_Data for this task_
--------------------------------

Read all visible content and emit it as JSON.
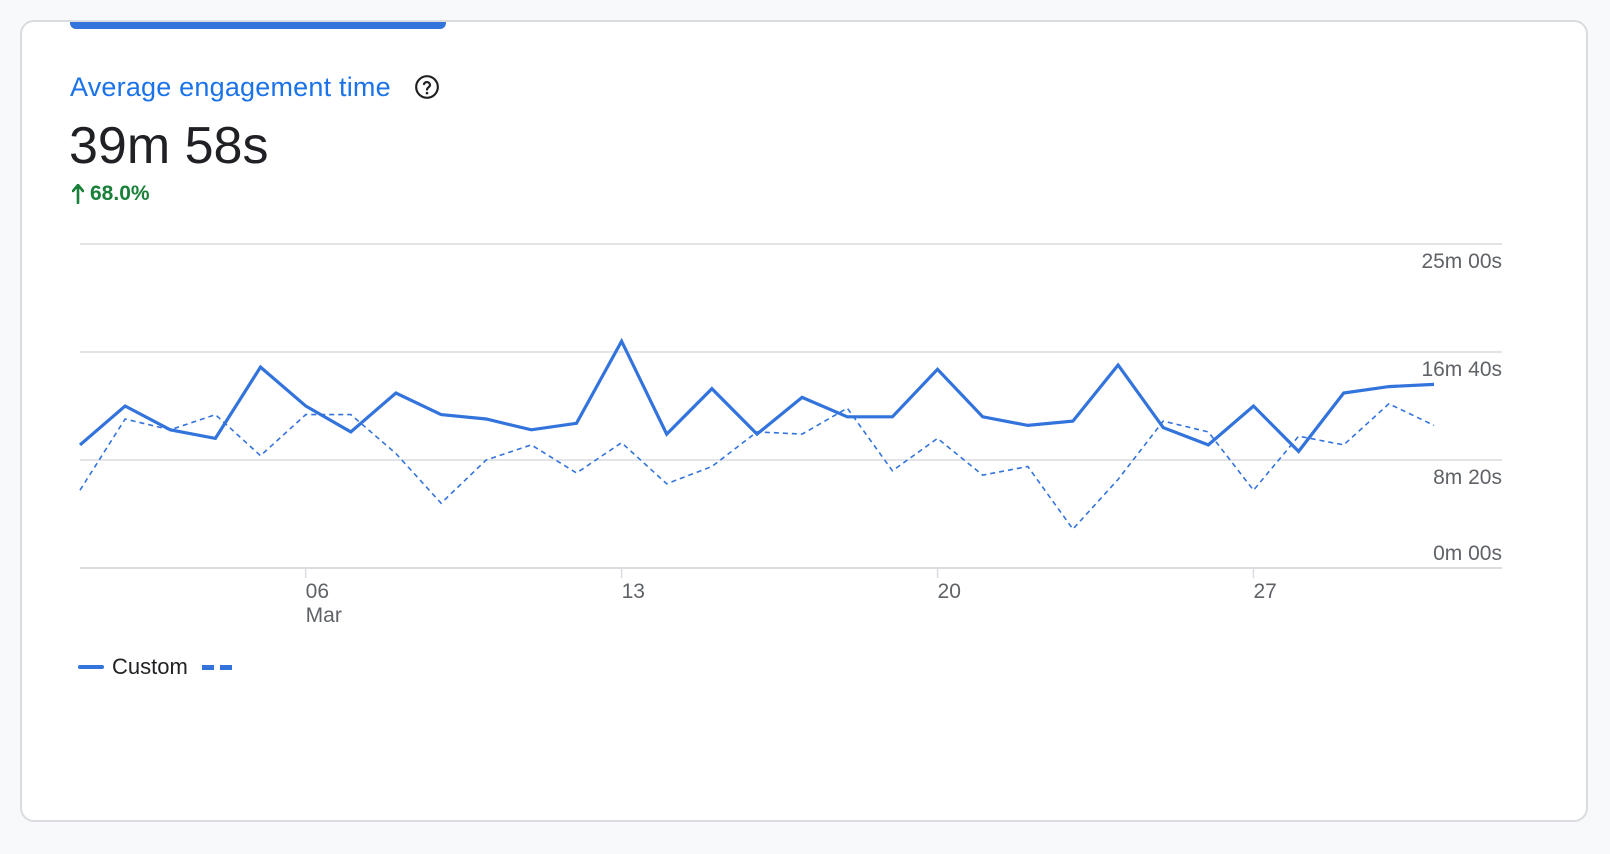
{
  "card": {
    "metric_title": "Average engagement time",
    "metric_value": "39m 58s",
    "metric_change": "68.0%",
    "change_color": "#188038",
    "help_icon": "help-circle-icon",
    "change_icon": "arrow-up-icon"
  },
  "legend": {
    "primary_label": "Custom",
    "secondary_label": ""
  },
  "colors": {
    "series": "#3273dc",
    "grid": "#dadce0",
    "title": "#1a73e8"
  },
  "chart_data": {
    "type": "line",
    "title": "",
    "xlabel": "",
    "ylabel": "",
    "x_tick_labels": [
      {
        "label": "06",
        "sublabel": "Mar",
        "index": 5
      },
      {
        "label": "13",
        "sublabel": "",
        "index": 12
      },
      {
        "label": "20",
        "sublabel": "",
        "index": 19
      },
      {
        "label": "27",
        "sublabel": "",
        "index": 26
      }
    ],
    "y_tick_labels": [
      "0m 00s",
      "8m 20s",
      "16m 40s",
      "25m 00s"
    ],
    "y_tick_values": [
      0,
      500,
      1000,
      1500
    ],
    "ylim": [
      0,
      1500
    ],
    "y_unit": "seconds",
    "days": 31,
    "grid": true,
    "legend_position": "bottom-left",
    "series": [
      {
        "name": "Custom",
        "style": "solid",
        "values": [
          570,
          750,
          640,
          600,
          930,
          750,
          630,
          810,
          710,
          690,
          640,
          670,
          1050,
          620,
          830,
          620,
          790,
          700,
          700,
          920,
          700,
          660,
          680,
          940,
          650,
          570,
          750,
          540,
          810,
          840,
          850
        ]
      },
      {
        "style": "dashed",
        "values": [
          360,
          690,
          640,
          710,
          520,
          710,
          710,
          530,
          300,
          500,
          570,
          440,
          580,
          390,
          470,
          630,
          620,
          740,
          450,
          600,
          430,
          470,
          180,
          410,
          680,
          630,
          360,
          610,
          570,
          760,
          660
        ]
      }
    ]
  }
}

--------------------------------

_Exercise requirements_
Replicate the material above verbatim; images stay out of the copy.

_Result of the task_
Read all visible content and emit it as JSON.
{
  "card": {
    "metric_title": "Average engagement time",
    "metric_value": "39m 58s",
    "metric_change": "68.0%",
    "change_color": "#188038",
    "help_icon": "help-circle-icon",
    "change_icon": "arrow-up-icon"
  },
  "legend": {
    "primary_label": "Custom",
    "secondary_label": ""
  },
  "colors": {
    "series": "#3273dc",
    "grid": "#dadce0",
    "title": "#1a73e8"
  },
  "chart_data": {
    "type": "line",
    "title": "",
    "xlabel": "",
    "ylabel": "",
    "x_tick_labels": [
      {
        "label": "06",
        "sublabel": "Mar",
        "index": 5
      },
      {
        "label": "13",
        "sublabel": "",
        "index": 12
      },
      {
        "label": "20",
        "sublabel": "",
        "index": 19
      },
      {
        "label": "27",
        "sublabel": "",
        "index": 26
      }
    ],
    "y_tick_labels": [
      "0m 00s",
      "8m 20s",
      "16m 40s",
      "25m 00s"
    ],
    "y_tick_values": [
      0,
      500,
      1000,
      1500
    ],
    "ylim": [
      0,
      1500
    ],
    "y_unit": "seconds",
    "days": 31,
    "grid": true,
    "legend_position": "bottom-left",
    "series": [
      {
        "name": "Custom",
        "style": "solid",
        "values": [
          570,
          750,
          640,
          600,
          930,
          750,
          630,
          810,
          710,
          690,
          640,
          670,
          1050,
          620,
          830,
          620,
          790,
          700,
          700,
          920,
          700,
          660,
          680,
          940,
          650,
          570,
          750,
          540,
          810,
          840,
          850
        ]
      },
      {
        "style": "dashed",
        "values": [
          360,
          690,
          640,
          710,
          520,
          710,
          710,
          530,
          300,
          500,
          570,
          440,
          580,
          390,
          470,
          630,
          620,
          740,
          450,
          600,
          430,
          470,
          180,
          410,
          680,
          630,
          360,
          610,
          570,
          760,
          660
        ]
      }
    ]
  }
}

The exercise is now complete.